→ Records that describe figures
>>>

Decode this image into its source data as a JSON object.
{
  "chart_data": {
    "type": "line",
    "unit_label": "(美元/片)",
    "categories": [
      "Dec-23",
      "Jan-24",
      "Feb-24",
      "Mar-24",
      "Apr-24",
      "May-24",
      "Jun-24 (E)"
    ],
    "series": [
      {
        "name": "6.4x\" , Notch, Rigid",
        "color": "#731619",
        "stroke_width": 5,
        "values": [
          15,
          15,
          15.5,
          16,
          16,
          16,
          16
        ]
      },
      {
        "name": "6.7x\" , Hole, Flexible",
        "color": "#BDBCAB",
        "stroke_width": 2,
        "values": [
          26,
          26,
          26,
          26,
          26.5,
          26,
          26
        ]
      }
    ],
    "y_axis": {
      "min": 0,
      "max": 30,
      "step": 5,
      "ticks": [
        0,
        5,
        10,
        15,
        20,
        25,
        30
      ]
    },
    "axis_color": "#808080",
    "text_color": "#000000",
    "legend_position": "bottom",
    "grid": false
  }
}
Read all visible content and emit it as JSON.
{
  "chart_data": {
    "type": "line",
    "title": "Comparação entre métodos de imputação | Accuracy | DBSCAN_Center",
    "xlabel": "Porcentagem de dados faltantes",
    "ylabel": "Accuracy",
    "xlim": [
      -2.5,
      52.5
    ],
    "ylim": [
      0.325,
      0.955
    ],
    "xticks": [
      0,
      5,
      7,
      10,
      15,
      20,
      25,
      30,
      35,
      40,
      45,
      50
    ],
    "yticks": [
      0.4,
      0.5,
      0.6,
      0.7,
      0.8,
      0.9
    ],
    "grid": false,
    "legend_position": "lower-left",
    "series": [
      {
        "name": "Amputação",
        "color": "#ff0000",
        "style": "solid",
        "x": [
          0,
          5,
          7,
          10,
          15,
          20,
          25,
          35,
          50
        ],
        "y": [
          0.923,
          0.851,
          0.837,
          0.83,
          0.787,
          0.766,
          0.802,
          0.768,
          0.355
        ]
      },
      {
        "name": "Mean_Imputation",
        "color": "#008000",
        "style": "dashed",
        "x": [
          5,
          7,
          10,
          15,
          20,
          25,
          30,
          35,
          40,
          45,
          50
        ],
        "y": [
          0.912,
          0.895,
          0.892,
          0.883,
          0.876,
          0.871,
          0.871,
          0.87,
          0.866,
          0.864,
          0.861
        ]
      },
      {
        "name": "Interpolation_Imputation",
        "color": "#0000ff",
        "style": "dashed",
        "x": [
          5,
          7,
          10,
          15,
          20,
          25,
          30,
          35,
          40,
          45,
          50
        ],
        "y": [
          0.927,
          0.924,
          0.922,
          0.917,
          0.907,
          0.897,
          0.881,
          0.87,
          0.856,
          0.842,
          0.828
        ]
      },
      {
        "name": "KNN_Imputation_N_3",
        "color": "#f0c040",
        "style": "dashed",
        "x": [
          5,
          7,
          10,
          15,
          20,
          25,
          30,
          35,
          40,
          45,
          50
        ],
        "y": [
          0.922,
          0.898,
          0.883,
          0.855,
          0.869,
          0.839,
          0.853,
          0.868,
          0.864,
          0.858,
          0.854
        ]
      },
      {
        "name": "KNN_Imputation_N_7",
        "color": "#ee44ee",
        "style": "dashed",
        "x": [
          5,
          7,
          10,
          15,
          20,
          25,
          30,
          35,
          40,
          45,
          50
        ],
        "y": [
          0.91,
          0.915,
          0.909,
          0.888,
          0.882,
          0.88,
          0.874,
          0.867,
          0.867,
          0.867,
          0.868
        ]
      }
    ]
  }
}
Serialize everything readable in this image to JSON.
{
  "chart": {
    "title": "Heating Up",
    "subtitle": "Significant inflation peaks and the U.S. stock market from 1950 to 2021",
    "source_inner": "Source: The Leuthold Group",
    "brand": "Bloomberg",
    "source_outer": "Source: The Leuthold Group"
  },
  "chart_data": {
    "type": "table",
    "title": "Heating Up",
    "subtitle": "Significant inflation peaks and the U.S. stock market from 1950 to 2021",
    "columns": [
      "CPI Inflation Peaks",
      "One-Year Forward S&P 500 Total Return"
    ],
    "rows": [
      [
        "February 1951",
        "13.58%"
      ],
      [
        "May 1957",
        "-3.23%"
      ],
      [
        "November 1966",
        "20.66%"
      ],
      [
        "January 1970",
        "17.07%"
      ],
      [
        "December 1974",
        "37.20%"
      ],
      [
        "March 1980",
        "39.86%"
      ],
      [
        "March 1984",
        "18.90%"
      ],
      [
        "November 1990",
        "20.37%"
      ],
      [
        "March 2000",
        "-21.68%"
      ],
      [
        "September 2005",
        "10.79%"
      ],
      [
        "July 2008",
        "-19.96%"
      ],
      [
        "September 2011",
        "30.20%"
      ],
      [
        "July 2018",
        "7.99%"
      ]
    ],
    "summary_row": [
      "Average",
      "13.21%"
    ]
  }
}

<<<

→ The exercise
Repeat exactly, and only, the lines from the one containing "Serialize everything readable" through the end of the material.

→ Answer to this task
Serialize everything readable in this image to JSON.
{
  "chart": {
    "title": "Heating Up",
    "subtitle": "Significant inflation peaks and the U.S. stock market from 1950 to 2021",
    "source_inner": "Source: The Leuthold Group",
    "brand": "Bloomberg",
    "source_outer": "Source: The Leuthold Group"
  },
  "chart_data": {
    "type": "table",
    "title": "Heating Up",
    "subtitle": "Significant inflation peaks and the U.S. stock market from 1950 to 2021",
    "columns": [
      "CPI Inflation Peaks",
      "One-Year Forward S&P 500 Total Return"
    ],
    "rows": [
      [
        "February 1951",
        "13.58%"
      ],
      [
        "May 1957",
        "-3.23%"
      ],
      [
        "November 1966",
        "20.66%"
      ],
      [
        "January 1970",
        "17.07%"
      ],
      [
        "December 1974",
        "37.20%"
      ],
      [
        "March 1980",
        "39.86%"
      ],
      [
        "March 1984",
        "18.90%"
      ],
      [
        "November 1990",
        "20.37%"
      ],
      [
        "March 2000",
        "-21.68%"
      ],
      [
        "September 2005",
        "10.79%"
      ],
      [
        "July 2008",
        "-19.96%"
      ],
      [
        "September 2011",
        "30.20%"
      ],
      [
        "July 2018",
        "7.99%"
      ]
    ],
    "summary_row": [
      "Average",
      "13.21%"
    ]
  }
}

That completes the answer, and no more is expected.